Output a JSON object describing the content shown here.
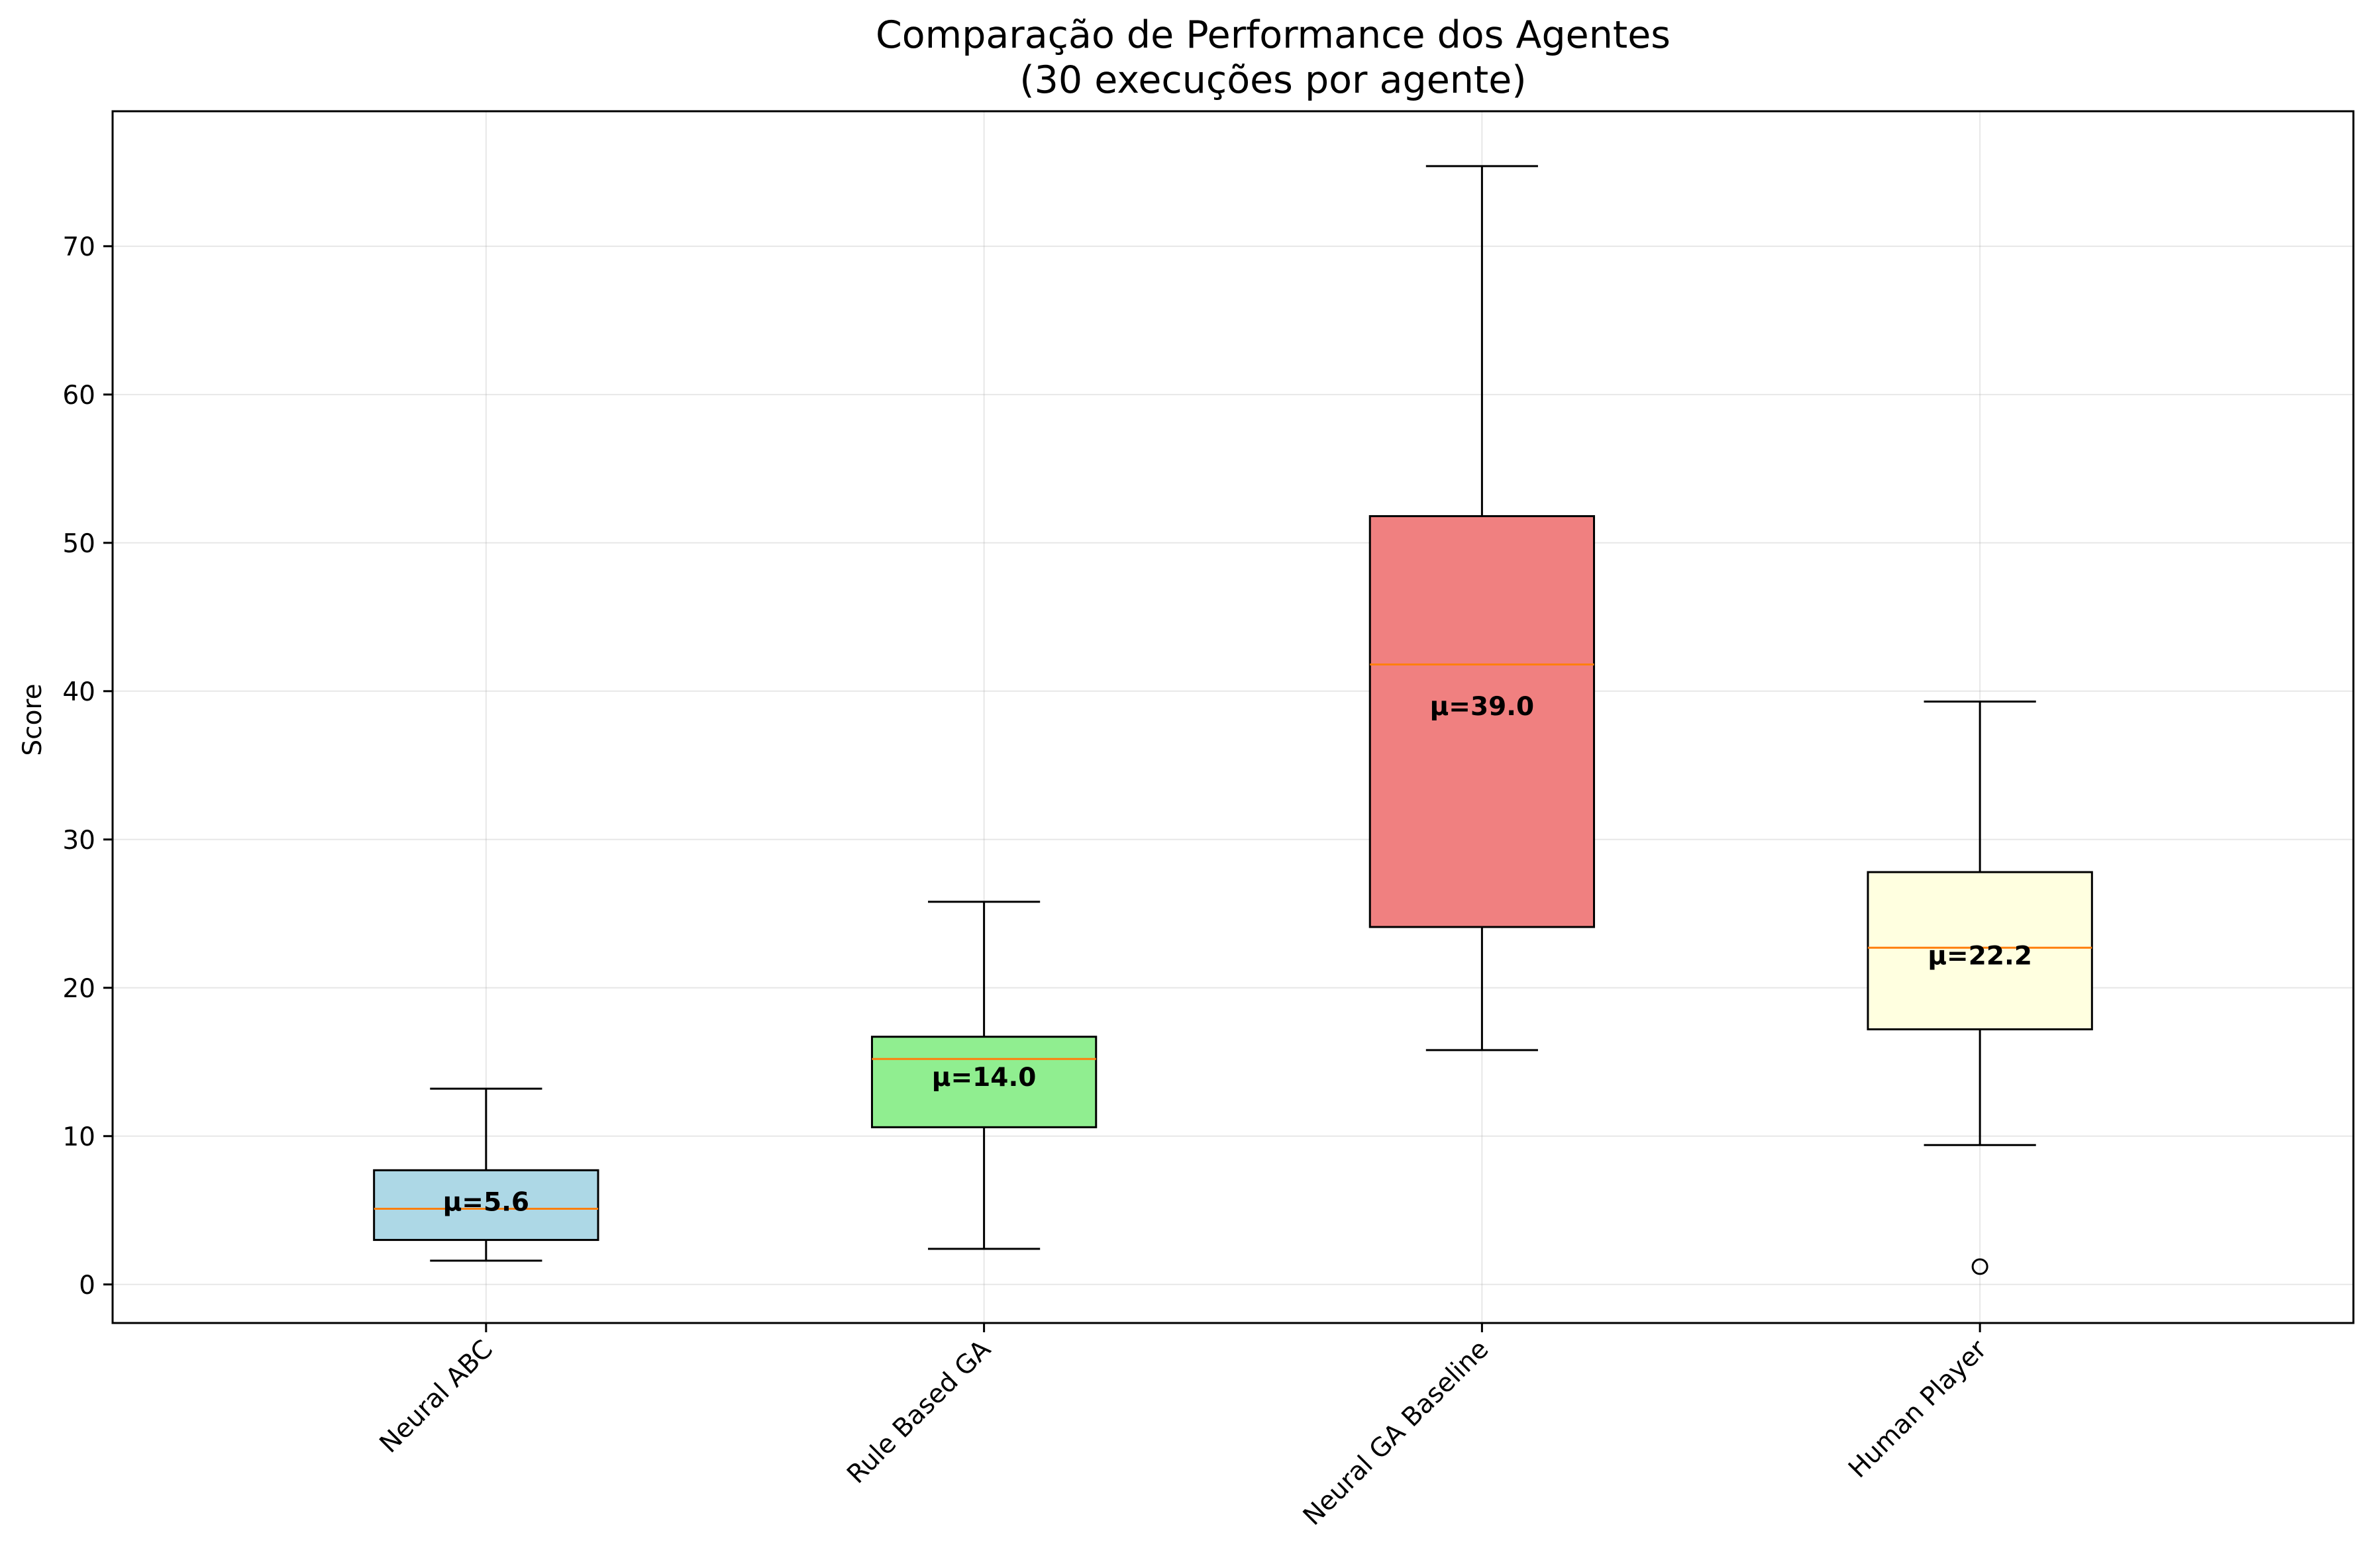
{
  "chart_data": {
    "type": "box",
    "title": "Comparação de Performance dos Agentes",
    "subtitle": "(30 execuções por agente)",
    "xlabel": "",
    "ylabel": "Score",
    "ylim": [
      -2.6,
      79.1
    ],
    "yticks": [
      "0",
      "10",
      "20",
      "30",
      "40",
      "50",
      "60",
      "70"
    ],
    "grid": true,
    "categories": [
      "Neural ABC",
      "Rule Based GA",
      "Neural GA Baseline",
      "Human Player"
    ],
    "boxes": [
      {
        "label": "Neural ABC",
        "whisker_low": 1.6,
        "q1": 3.0,
        "median": 5.1,
        "q3": 7.7,
        "whisker_high": 13.2,
        "mean_label": "μ=5.6",
        "mean": 5.6,
        "outliers": [],
        "color": "#add8e6"
      },
      {
        "label": "Rule Based GA",
        "whisker_low": 2.4,
        "q1": 10.6,
        "median": 15.2,
        "q3": 16.7,
        "whisker_high": 25.8,
        "mean_label": "μ=14.0",
        "mean": 14.0,
        "outliers": [],
        "color": "#90ee90"
      },
      {
        "label": "Neural GA Baseline",
        "whisker_low": 15.8,
        "q1": 24.1,
        "median": 41.8,
        "q3": 51.8,
        "whisker_high": 75.4,
        "mean_label": "μ=39.0",
        "mean": 39.0,
        "outliers": [],
        "color": "#f08080"
      },
      {
        "label": "Human Player",
        "whisker_low": 9.4,
        "q1": 17.2,
        "median": 22.7,
        "q3": 27.8,
        "whisker_high": 39.3,
        "mean_label": "μ=22.2",
        "mean": 22.2,
        "outliers": [
          1.2
        ],
        "color": "#ffffe0"
      }
    ],
    "median_color": "#ff7f0e"
  }
}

Your goal
Leave out the pictures and return every record word for word.

Complete answer
Output a JSON object describing the content shown here.
{
  "chart_data": {
    "type": "box",
    "title": "Comparação de Performance dos Agentes",
    "subtitle": "(30 execuções por agente)",
    "xlabel": "",
    "ylabel": "Score",
    "ylim": [
      -2.6,
      79.1
    ],
    "yticks": [
      "0",
      "10",
      "20",
      "30",
      "40",
      "50",
      "60",
      "70"
    ],
    "grid": true,
    "categories": [
      "Neural ABC",
      "Rule Based GA",
      "Neural GA Baseline",
      "Human Player"
    ],
    "boxes": [
      {
        "label": "Neural ABC",
        "whisker_low": 1.6,
        "q1": 3.0,
        "median": 5.1,
        "q3": 7.7,
        "whisker_high": 13.2,
        "mean_label": "μ=5.6",
        "mean": 5.6,
        "outliers": [],
        "color": "#add8e6"
      },
      {
        "label": "Rule Based GA",
        "whisker_low": 2.4,
        "q1": 10.6,
        "median": 15.2,
        "q3": 16.7,
        "whisker_high": 25.8,
        "mean_label": "μ=14.0",
        "mean": 14.0,
        "outliers": [],
        "color": "#90ee90"
      },
      {
        "label": "Neural GA Baseline",
        "whisker_low": 15.8,
        "q1": 24.1,
        "median": 41.8,
        "q3": 51.8,
        "whisker_high": 75.4,
        "mean_label": "μ=39.0",
        "mean": 39.0,
        "outliers": [],
        "color": "#f08080"
      },
      {
        "label": "Human Player",
        "whisker_low": 9.4,
        "q1": 17.2,
        "median": 22.7,
        "q3": 27.8,
        "whisker_high": 39.3,
        "mean_label": "μ=22.2",
        "mean": 22.2,
        "outliers": [
          1.2
        ],
        "color": "#ffffe0"
      }
    ],
    "median_color": "#ff7f0e"
  }
}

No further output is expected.